WHAT YOU ARE ASKED TO DO
Show every line that has the string "Kanzian" in it.

SUPPLIED RECORDS
*-*-*

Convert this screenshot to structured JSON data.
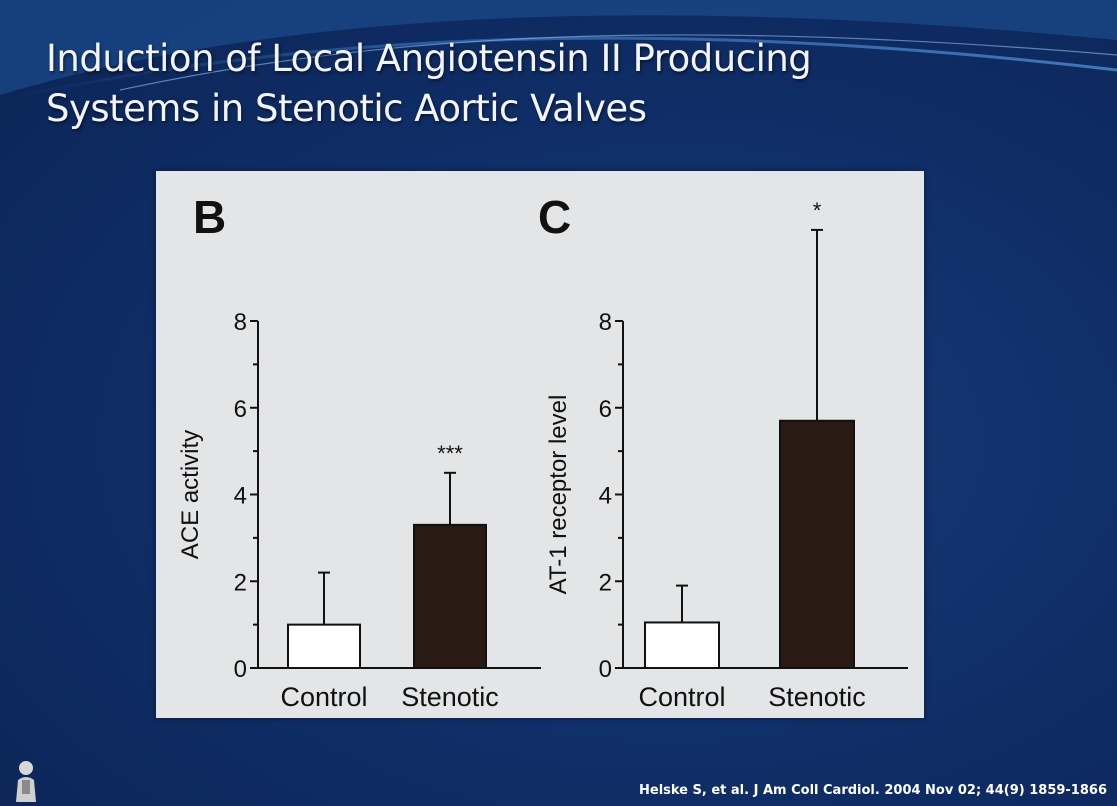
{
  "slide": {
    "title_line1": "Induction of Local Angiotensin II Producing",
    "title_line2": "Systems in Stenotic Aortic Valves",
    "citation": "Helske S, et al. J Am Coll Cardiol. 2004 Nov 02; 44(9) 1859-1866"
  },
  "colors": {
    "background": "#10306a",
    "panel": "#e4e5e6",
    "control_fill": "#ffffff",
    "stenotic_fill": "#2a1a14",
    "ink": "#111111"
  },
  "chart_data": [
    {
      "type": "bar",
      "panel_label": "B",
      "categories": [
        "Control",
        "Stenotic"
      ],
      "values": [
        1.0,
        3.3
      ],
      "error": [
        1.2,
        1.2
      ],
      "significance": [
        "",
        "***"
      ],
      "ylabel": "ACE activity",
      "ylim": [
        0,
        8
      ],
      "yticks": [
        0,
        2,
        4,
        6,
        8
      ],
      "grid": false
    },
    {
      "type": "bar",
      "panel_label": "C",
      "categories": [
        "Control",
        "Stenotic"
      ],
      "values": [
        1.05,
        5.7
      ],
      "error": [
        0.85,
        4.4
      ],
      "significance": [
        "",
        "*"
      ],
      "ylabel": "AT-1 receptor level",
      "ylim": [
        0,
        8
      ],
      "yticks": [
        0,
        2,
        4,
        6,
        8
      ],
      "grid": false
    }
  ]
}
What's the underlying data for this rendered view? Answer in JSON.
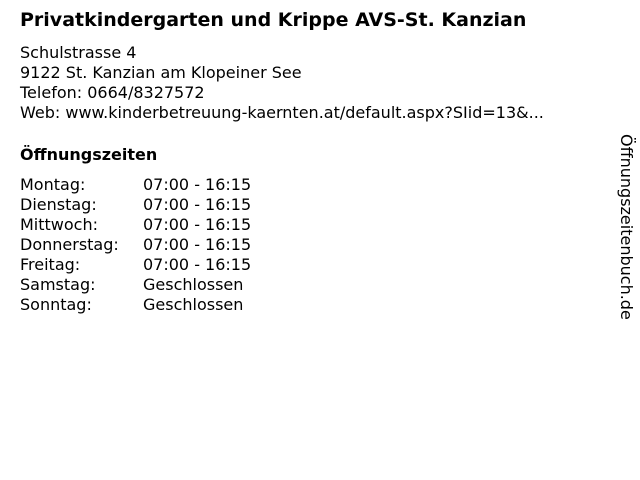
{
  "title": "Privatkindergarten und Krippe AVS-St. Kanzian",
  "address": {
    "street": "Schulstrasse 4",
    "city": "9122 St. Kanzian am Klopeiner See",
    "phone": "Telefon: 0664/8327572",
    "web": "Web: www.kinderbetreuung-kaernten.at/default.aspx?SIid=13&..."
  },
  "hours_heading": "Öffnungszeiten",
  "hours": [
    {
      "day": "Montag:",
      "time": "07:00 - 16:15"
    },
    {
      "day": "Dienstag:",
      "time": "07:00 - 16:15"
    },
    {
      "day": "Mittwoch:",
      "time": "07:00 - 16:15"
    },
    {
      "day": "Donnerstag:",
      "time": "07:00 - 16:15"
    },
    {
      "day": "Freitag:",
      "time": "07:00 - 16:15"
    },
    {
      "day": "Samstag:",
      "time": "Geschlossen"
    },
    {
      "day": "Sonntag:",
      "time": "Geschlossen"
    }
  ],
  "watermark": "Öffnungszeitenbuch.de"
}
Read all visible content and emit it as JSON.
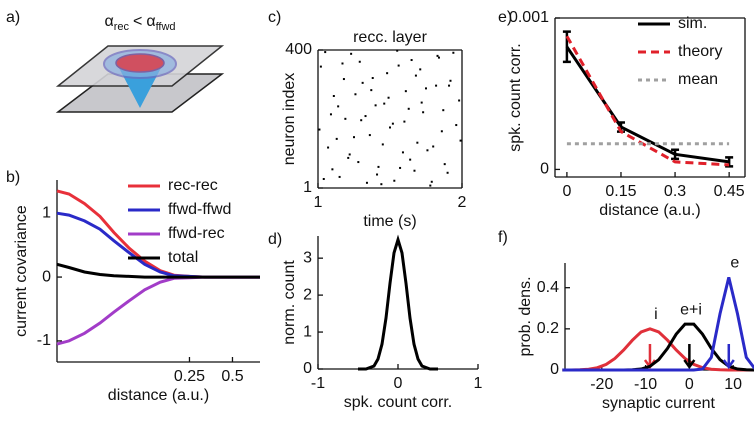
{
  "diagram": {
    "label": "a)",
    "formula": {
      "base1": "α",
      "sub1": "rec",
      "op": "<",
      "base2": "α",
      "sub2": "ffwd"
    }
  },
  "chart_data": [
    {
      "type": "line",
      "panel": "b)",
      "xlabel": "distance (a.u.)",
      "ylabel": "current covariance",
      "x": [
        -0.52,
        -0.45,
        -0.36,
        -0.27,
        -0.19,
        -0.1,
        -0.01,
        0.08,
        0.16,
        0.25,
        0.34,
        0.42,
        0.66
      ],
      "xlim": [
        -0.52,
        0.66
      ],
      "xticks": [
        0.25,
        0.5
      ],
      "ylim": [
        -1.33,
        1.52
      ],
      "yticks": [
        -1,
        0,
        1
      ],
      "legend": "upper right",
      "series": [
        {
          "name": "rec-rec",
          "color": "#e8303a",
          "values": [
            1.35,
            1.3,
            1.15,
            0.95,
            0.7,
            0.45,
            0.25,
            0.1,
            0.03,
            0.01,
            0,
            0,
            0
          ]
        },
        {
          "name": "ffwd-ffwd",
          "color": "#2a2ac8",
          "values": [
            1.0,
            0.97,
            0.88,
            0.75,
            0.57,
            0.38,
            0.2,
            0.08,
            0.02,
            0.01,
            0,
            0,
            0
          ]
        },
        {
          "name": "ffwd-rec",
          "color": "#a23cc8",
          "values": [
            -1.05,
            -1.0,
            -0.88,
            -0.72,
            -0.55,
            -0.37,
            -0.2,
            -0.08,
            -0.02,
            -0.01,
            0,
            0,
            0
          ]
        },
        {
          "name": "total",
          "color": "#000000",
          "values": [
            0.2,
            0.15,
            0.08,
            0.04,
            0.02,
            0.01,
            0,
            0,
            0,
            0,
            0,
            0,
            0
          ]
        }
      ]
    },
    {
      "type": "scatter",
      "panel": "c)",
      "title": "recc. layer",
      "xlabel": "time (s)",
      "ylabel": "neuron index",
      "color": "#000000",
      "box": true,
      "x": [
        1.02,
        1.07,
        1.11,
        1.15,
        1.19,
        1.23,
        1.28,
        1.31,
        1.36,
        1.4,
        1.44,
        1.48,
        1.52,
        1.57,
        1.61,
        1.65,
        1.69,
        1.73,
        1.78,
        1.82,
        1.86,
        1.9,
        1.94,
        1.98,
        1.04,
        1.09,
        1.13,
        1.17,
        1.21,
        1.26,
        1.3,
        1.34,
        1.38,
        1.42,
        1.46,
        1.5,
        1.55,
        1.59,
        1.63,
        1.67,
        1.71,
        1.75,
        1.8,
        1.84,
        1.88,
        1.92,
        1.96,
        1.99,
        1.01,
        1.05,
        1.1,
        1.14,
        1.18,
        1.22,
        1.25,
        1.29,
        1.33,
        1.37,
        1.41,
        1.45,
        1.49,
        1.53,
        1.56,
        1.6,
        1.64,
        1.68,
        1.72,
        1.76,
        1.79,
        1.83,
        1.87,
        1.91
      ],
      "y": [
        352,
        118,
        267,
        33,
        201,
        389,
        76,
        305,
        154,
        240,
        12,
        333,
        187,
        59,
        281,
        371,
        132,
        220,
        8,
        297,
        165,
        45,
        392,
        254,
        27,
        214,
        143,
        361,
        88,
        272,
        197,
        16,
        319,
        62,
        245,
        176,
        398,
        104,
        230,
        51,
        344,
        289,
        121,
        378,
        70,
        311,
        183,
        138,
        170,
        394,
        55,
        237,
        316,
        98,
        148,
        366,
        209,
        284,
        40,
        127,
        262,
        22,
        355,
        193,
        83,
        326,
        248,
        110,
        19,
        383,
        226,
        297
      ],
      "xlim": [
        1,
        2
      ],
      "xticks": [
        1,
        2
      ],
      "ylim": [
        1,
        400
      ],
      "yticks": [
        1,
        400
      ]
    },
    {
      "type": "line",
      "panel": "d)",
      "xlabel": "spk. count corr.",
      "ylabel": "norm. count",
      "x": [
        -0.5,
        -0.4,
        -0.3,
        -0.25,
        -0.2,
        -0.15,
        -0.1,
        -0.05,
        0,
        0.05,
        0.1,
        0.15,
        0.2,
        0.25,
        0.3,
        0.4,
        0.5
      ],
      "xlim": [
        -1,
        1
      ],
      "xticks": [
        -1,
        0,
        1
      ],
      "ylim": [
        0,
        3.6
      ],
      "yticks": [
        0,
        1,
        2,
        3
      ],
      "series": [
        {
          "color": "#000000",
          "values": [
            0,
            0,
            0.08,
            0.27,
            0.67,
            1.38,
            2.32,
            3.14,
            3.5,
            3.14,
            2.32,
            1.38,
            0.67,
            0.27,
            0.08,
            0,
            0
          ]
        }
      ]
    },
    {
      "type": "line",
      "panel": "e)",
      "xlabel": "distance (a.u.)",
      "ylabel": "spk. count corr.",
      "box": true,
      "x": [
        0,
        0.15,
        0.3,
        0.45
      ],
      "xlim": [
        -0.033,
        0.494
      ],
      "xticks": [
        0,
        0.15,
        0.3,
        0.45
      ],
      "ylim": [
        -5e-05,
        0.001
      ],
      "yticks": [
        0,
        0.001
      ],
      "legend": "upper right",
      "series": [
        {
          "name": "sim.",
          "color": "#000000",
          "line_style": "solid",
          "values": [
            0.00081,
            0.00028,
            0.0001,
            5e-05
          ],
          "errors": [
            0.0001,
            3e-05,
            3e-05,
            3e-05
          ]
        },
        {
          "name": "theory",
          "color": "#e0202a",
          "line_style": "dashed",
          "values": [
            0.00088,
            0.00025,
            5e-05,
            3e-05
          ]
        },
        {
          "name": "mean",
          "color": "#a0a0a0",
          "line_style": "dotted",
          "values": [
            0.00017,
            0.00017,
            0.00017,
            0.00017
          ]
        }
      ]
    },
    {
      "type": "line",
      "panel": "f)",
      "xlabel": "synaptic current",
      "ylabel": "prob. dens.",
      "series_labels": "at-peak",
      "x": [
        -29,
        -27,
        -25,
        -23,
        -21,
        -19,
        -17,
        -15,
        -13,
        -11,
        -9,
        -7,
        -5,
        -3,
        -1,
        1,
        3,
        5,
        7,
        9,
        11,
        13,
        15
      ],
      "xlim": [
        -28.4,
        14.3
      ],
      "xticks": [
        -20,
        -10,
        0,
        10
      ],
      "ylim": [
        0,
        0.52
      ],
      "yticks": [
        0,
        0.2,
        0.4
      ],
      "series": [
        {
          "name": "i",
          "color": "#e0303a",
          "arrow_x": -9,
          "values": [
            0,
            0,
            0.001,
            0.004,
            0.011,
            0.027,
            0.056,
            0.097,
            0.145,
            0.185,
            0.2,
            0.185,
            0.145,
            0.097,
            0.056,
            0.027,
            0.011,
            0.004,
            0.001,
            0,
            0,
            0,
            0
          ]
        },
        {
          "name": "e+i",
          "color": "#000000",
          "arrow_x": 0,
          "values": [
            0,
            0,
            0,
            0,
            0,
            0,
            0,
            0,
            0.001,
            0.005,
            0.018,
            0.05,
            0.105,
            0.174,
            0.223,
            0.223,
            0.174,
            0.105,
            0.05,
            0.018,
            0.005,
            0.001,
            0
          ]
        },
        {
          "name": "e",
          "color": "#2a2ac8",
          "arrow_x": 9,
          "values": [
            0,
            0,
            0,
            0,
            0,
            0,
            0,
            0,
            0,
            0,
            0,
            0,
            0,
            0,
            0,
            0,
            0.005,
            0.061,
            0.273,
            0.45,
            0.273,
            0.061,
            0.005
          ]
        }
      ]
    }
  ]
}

*-*-*

TASK ANSWER
  "title": "Privatkindergarten und Krippe AVS-St. Kanzian",
    "city": "9122 St. Kanzian am Klopeiner See",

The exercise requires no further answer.